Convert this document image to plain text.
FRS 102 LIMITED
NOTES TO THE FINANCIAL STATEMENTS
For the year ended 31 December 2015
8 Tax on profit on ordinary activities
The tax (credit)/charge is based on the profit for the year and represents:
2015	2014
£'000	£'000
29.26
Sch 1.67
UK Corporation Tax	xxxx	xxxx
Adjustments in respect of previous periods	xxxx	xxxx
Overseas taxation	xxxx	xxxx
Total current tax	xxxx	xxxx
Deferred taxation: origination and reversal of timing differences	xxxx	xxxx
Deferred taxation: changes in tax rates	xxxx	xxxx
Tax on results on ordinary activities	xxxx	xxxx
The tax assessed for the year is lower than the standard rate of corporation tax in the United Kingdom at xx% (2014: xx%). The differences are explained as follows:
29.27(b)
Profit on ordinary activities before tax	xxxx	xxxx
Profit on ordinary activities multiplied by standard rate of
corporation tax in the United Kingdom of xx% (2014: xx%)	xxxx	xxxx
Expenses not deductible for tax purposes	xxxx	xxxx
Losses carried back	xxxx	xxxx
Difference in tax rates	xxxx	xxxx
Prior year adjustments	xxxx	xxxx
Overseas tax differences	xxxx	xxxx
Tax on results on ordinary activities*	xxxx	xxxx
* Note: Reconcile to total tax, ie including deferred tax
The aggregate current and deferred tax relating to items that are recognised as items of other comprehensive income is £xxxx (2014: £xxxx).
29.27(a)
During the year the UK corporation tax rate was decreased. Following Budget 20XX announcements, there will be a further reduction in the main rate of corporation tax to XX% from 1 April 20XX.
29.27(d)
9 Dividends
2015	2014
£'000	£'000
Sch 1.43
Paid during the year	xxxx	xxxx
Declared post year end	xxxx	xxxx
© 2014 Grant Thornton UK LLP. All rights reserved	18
· · · ·
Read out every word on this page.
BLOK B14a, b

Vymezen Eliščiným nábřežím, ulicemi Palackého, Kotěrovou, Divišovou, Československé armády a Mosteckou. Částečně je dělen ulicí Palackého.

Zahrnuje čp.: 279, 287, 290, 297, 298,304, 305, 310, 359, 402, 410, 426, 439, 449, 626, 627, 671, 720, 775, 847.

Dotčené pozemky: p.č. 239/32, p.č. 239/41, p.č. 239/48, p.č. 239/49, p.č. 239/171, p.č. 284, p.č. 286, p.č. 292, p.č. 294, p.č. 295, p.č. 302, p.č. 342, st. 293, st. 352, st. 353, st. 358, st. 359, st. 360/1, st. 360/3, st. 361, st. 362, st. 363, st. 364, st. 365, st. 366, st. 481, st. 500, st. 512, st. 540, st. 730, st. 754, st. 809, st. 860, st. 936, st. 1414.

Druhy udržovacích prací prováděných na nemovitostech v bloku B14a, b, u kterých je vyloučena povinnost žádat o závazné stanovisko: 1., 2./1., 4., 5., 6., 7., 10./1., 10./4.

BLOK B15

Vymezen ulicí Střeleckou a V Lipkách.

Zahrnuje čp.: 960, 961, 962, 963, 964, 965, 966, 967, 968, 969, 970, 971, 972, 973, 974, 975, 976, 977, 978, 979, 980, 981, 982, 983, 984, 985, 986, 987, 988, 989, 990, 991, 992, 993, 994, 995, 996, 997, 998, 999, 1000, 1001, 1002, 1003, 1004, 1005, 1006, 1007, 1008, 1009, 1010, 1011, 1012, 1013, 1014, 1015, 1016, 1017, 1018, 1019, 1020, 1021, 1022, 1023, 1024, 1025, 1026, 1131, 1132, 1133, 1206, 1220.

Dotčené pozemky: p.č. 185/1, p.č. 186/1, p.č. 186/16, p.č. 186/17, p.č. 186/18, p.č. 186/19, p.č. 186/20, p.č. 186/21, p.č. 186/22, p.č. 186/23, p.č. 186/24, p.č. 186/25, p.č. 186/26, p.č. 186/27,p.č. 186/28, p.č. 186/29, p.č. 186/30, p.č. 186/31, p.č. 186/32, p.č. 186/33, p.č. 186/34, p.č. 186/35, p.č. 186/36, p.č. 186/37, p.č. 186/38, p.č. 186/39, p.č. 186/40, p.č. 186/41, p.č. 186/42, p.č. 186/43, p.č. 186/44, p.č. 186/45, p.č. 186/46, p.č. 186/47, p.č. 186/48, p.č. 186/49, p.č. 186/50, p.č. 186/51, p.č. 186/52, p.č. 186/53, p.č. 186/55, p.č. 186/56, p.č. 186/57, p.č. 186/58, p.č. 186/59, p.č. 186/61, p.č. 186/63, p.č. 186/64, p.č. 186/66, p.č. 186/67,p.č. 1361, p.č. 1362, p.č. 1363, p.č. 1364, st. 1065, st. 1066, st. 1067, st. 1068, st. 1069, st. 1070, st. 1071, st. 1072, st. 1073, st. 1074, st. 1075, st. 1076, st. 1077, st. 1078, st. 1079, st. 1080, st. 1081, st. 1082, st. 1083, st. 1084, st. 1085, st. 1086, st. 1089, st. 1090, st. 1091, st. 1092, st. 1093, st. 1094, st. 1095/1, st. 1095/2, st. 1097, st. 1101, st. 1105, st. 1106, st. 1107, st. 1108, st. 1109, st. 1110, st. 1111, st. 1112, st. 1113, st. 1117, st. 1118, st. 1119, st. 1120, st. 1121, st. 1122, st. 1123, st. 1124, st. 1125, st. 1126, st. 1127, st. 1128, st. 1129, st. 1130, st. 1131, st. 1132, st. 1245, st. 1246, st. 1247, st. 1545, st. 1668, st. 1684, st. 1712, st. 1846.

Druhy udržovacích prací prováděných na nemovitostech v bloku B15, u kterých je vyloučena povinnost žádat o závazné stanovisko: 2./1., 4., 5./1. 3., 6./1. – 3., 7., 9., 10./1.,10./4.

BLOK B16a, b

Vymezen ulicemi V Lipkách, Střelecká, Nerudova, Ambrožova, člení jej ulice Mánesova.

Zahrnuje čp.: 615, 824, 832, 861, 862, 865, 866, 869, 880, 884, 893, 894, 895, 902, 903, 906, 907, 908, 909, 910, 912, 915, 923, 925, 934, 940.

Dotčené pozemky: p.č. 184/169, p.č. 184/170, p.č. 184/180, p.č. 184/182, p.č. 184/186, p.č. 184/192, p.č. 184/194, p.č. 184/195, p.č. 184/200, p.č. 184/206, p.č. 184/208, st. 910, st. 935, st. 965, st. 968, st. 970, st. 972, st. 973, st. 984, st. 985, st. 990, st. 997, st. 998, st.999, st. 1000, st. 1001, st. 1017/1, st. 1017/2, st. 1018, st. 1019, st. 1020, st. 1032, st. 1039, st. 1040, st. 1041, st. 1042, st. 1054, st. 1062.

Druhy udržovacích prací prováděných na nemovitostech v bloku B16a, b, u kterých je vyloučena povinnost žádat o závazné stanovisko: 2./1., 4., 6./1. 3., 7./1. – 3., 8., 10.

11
· · · ·
Instructions to follow: Pick out every line of the listing containing the word "rates", and show those lines.

Written answer:
Deferred taxation: changes in tax rates	xxxx	xxxx
Difference in tax rates	xxxx	xxxx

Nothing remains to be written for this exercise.